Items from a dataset

:::::

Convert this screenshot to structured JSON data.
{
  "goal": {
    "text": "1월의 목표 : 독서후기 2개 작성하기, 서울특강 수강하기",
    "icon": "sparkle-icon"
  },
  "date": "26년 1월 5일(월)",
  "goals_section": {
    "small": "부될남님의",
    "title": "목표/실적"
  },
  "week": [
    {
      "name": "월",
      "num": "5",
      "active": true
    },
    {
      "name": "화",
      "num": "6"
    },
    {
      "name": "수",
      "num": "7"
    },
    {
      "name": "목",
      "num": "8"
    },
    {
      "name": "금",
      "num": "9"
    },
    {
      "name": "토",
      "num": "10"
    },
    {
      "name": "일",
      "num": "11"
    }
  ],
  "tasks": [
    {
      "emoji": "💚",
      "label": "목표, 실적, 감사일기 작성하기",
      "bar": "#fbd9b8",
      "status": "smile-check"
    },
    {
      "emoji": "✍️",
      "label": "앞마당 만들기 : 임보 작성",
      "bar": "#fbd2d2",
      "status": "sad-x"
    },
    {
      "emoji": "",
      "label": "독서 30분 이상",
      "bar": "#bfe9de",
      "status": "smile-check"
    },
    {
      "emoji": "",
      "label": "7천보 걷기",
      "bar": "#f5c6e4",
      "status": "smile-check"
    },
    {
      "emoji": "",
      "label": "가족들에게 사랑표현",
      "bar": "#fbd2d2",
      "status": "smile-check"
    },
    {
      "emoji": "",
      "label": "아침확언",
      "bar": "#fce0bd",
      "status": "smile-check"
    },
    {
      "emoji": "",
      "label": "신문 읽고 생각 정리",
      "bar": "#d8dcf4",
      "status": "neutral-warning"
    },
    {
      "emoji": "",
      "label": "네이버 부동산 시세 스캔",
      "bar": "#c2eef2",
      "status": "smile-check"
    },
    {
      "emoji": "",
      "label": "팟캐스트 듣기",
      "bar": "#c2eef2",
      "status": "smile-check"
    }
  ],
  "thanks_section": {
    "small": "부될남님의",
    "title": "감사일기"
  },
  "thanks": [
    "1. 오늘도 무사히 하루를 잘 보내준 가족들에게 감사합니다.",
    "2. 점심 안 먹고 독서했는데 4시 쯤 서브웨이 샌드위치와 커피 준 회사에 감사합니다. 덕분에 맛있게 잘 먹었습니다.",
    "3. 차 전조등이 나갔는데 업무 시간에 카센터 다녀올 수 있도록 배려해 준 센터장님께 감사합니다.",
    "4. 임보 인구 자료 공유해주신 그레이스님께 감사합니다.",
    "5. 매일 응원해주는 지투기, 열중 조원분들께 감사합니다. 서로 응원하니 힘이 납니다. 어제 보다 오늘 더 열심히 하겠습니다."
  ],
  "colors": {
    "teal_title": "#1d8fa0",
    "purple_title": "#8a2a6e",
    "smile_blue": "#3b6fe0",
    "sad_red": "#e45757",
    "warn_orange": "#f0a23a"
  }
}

:::::

◆ Problem details ◆
For the material, find the number of lines holding the word "가족들에게" and give that figure and nothing more.

◆ Worked solution ◆
2